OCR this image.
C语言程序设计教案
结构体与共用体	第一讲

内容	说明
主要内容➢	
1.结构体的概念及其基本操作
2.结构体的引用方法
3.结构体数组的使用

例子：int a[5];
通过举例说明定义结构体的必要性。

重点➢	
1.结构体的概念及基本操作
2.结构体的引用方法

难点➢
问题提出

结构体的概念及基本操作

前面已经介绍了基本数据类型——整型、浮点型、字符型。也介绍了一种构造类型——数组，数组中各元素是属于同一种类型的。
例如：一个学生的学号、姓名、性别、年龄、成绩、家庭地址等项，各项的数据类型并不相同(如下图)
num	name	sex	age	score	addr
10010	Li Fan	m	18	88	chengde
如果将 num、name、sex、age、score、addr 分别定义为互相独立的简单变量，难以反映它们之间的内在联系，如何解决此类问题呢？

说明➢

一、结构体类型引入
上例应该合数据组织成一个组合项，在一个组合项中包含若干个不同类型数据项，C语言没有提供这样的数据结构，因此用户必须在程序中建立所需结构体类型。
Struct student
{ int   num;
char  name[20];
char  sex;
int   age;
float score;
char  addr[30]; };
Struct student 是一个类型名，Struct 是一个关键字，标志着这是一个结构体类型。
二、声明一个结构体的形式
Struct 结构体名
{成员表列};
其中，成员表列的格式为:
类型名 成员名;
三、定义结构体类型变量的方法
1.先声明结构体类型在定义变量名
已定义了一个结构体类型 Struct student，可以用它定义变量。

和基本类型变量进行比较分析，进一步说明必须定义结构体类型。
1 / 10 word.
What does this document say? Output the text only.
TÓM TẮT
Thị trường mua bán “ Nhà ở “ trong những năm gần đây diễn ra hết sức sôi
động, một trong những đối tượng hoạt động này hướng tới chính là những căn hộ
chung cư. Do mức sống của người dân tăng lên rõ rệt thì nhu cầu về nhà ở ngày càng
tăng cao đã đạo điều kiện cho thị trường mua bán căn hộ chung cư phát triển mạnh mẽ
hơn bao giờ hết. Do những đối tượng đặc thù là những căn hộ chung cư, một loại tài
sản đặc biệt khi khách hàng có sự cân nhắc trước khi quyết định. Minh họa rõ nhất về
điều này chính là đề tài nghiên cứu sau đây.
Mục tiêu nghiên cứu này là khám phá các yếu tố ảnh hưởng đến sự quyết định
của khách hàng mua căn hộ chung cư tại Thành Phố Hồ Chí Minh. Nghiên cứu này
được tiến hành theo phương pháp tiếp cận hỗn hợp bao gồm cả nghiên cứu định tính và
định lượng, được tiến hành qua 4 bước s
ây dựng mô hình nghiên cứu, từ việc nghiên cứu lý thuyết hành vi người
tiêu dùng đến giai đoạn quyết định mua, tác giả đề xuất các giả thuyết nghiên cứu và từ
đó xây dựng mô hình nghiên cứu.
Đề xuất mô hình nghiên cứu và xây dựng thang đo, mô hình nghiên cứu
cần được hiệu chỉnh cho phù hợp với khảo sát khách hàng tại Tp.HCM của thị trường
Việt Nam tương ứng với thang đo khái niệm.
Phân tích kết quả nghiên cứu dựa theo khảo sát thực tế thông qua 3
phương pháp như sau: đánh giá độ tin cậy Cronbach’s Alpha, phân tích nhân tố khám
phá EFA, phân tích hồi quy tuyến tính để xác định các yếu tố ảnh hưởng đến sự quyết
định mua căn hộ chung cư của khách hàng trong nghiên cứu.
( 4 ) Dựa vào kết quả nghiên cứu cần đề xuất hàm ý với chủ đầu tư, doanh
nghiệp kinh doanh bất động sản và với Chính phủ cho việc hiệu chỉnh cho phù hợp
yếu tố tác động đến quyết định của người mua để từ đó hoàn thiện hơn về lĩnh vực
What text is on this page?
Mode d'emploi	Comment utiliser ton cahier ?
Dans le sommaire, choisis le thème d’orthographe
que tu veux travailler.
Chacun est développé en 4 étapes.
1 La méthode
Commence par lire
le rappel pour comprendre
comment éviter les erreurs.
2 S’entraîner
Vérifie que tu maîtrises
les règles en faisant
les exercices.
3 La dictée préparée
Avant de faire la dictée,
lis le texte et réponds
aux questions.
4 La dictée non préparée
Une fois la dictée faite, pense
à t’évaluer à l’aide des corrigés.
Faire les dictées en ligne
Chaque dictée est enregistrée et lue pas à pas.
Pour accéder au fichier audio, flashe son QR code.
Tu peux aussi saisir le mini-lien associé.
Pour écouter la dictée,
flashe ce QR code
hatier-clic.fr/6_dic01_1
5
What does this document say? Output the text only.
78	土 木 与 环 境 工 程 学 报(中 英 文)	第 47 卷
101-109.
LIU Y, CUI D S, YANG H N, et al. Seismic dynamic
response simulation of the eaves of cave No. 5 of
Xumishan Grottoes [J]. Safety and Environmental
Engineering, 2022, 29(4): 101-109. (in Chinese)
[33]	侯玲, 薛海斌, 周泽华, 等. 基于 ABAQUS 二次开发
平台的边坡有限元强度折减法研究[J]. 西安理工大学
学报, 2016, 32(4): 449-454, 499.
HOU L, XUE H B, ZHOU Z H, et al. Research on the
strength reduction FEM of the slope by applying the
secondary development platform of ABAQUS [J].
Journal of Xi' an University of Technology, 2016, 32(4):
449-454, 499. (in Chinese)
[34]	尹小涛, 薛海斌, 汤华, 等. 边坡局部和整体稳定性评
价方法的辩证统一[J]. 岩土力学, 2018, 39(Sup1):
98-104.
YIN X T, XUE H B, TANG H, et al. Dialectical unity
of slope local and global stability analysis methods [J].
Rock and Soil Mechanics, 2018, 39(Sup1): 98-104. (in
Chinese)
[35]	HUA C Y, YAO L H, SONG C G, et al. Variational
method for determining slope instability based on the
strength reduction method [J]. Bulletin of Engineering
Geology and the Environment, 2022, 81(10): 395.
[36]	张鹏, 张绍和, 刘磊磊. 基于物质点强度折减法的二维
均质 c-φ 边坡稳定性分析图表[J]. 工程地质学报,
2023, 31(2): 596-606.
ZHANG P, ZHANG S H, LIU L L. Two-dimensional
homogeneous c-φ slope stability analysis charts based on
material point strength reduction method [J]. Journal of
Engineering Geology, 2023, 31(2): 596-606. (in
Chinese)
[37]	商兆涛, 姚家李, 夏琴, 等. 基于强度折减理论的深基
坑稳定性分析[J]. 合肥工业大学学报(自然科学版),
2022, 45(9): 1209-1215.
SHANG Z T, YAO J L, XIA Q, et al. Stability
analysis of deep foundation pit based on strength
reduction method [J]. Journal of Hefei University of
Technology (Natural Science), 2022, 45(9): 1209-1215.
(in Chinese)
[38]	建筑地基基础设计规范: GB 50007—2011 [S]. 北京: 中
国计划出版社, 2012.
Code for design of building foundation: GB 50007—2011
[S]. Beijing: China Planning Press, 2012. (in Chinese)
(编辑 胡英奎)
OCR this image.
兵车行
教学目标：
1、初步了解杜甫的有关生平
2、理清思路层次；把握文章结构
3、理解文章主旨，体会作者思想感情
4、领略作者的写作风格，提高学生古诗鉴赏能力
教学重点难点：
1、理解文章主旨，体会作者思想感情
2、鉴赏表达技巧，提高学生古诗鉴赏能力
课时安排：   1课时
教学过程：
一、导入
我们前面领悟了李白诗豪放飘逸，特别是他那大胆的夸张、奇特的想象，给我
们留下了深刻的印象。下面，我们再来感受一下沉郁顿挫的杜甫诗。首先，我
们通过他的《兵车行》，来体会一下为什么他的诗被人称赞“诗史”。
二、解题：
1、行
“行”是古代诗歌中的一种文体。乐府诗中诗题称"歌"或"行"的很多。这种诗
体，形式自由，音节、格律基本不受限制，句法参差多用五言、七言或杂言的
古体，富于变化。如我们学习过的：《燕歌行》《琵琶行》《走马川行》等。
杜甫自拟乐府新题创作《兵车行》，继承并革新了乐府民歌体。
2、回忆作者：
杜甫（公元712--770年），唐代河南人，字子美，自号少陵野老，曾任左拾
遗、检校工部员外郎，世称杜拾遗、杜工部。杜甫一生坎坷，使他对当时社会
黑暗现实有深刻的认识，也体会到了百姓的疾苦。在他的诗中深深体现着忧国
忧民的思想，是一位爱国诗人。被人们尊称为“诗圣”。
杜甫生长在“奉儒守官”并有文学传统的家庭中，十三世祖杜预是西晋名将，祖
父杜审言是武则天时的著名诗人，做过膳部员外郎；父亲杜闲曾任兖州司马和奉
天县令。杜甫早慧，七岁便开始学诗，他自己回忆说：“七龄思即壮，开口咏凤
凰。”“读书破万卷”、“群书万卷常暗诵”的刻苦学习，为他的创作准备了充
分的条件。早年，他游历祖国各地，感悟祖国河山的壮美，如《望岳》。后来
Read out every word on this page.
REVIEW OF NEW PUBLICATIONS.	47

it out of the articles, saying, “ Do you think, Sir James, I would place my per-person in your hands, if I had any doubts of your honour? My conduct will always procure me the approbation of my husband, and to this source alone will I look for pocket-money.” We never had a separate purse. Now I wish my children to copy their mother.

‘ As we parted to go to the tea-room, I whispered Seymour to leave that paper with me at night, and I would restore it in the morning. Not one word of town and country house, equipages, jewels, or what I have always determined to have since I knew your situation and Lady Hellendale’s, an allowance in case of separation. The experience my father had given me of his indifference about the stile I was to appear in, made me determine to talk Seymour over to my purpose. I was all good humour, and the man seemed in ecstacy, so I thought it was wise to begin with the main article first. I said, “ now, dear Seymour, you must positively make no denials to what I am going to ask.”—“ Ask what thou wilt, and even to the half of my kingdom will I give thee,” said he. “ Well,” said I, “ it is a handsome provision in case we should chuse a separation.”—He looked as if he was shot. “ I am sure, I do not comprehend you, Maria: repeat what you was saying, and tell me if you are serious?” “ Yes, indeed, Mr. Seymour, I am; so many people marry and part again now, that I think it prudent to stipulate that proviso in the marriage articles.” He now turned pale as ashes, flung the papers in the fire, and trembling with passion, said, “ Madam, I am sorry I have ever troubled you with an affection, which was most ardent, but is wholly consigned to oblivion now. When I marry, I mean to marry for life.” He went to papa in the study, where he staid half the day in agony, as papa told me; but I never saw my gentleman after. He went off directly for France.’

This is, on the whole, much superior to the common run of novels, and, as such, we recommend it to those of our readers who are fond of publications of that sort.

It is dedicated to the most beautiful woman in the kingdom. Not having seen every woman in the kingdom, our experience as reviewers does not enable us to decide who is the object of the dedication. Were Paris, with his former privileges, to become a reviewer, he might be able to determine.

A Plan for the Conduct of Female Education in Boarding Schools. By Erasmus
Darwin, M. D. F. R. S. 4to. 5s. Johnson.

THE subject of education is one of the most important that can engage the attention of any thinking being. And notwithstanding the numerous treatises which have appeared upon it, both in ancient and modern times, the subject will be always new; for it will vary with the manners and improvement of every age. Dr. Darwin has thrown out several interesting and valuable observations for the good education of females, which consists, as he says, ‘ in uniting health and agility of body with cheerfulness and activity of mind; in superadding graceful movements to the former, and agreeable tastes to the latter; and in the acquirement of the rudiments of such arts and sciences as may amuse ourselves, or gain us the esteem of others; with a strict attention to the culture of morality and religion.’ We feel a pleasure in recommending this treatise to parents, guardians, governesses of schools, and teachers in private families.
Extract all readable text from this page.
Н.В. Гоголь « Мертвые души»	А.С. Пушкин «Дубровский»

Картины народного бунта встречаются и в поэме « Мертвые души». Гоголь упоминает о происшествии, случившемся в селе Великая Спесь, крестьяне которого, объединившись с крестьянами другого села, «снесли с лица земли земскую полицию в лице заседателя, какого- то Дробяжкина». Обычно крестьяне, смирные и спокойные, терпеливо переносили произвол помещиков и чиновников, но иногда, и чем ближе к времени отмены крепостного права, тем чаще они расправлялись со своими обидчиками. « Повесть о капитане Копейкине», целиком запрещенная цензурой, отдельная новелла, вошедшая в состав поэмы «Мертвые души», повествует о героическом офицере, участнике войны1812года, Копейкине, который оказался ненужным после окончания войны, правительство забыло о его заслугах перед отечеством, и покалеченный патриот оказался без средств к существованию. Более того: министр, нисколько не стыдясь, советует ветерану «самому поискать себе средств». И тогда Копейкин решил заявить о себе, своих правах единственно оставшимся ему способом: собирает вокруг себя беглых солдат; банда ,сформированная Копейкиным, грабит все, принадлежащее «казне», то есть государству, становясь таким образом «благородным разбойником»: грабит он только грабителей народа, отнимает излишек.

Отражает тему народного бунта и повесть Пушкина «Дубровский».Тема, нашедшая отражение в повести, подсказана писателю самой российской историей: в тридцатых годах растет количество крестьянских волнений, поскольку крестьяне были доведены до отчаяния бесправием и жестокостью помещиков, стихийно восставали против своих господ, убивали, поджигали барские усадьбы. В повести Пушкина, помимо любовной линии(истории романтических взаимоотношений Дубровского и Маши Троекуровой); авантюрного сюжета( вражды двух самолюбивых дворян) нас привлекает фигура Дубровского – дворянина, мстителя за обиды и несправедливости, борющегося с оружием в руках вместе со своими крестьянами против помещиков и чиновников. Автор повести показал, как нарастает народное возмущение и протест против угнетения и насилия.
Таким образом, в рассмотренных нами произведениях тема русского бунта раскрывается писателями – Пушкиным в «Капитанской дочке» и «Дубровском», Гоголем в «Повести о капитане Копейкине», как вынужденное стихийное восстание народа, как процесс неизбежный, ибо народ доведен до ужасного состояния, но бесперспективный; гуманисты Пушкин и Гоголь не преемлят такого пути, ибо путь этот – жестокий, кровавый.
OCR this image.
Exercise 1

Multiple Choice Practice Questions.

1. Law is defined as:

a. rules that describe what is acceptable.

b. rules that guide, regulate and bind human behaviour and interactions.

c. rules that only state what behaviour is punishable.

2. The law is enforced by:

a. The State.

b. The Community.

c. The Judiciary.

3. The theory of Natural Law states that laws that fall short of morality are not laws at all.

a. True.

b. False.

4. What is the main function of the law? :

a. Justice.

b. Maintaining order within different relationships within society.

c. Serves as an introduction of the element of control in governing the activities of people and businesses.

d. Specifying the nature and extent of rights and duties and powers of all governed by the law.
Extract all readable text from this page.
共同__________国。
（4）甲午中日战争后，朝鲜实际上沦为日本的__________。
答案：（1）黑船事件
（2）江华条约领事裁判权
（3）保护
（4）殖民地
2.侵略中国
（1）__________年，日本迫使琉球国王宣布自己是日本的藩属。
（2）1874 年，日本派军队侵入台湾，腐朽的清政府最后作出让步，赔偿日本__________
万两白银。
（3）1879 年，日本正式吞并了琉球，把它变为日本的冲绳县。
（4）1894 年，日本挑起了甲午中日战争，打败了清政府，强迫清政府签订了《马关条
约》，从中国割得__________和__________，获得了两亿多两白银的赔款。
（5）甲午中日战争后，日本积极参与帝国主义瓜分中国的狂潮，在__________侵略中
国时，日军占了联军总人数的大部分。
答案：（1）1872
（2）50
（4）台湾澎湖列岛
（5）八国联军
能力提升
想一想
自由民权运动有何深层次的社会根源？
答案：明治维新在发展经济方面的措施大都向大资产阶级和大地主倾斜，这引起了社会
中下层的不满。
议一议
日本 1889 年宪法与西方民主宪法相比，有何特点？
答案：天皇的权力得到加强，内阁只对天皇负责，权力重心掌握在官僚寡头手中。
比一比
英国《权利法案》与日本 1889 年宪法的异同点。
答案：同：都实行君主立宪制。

┄┄┄┄┄┄

# Stated exercise
Copy every line of the records above that holds the word "khảo".

# Task output
cần được hiệu chỉnh cho phù hợp với khảo sát khách hàng tại Tp.HCM của thị trường
Phân tích kết quả nghiên cứu dựa theo khảo sát thực tế thông qua 3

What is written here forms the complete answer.